Task data:
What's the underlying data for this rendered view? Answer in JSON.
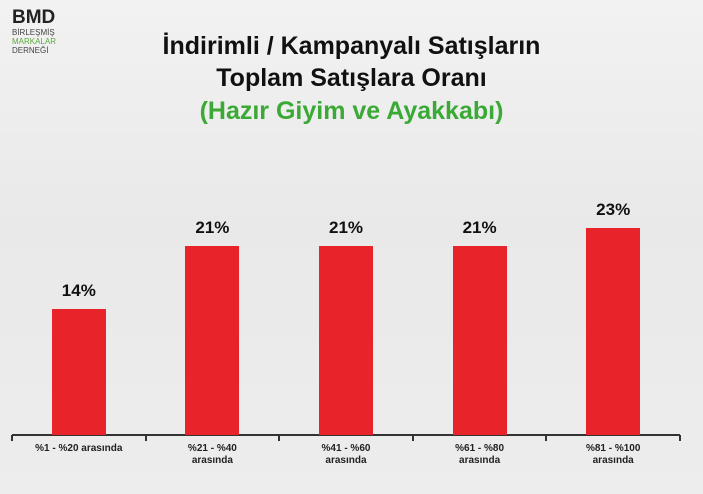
{
  "logo": {
    "name": "BMD",
    "lines": [
      "BİRLEŞMİŞ",
      "MARKALAR",
      "DERNEĞİ"
    ]
  },
  "chart_data": {
    "type": "bar",
    "title": [
      "İndirimli / Kampanyalı Satışların",
      "Toplam Satışlara Oranı"
    ],
    "subtitle": "(Hazır Giyim ve Ayakkabı)",
    "categories": [
      "%1 - %20 arasında",
      "%21 - %40 arasında",
      "%41 - %60 arasında",
      "%61 - %80 arasında",
      "%81 - %100 arasında"
    ],
    "values": [
      14,
      21,
      21,
      21,
      23
    ],
    "value_labels": [
      "14%",
      "21%",
      "21%",
      "21%",
      "23%"
    ],
    "color": "#e8232a"
  }
}
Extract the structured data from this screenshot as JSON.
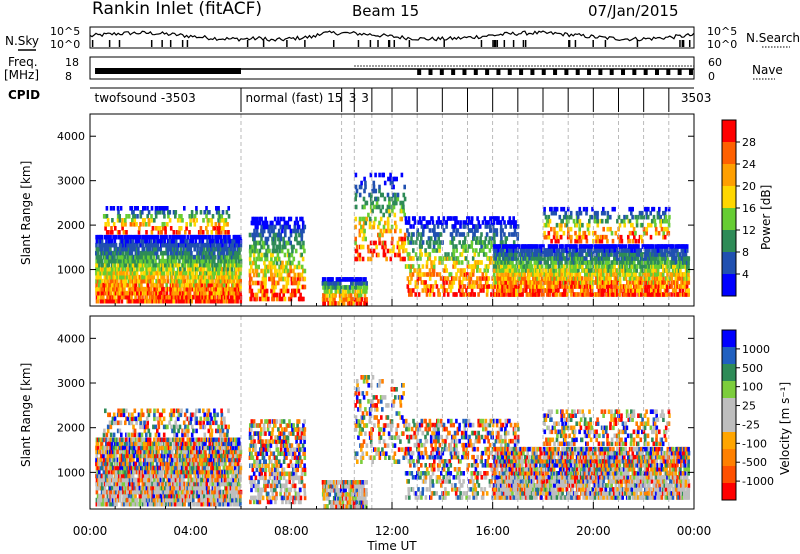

Stated exercise:
Leave the pictures out and print the records above exactly as they stand.

Response to this task:
What's the underlying data for this rendered view? Answer in JSON.
{
  "logo": {
    "name": "BMD",
    "lines": [
      "BİRLEŞMİŞ",
      "MARKALAR",
      "DERNEĞİ"
    ]
  },
  "chart_data": {
    "type": "bar",
    "title": [
      "İndirimli / Kampanyalı Satışların",
      "Toplam Satışlara Oranı"
    ],
    "subtitle": "(Hazır Giyim ve Ayakkabı)",
    "categories": [
      "%1 - %20 arasında",
      "%21 - %40 arasında",
      "%41 - %60 arasında",
      "%61 - %80 arasında",
      "%81 - %100 arasında"
    ],
    "values": [
      14,
      21,
      21,
      21,
      23
    ],
    "value_labels": [
      "14%",
      "21%",
      "21%",
      "21%",
      "23%"
    ],
    "color": "#e8232a"
  }
}
Extract the structured data from this screenshot as JSON.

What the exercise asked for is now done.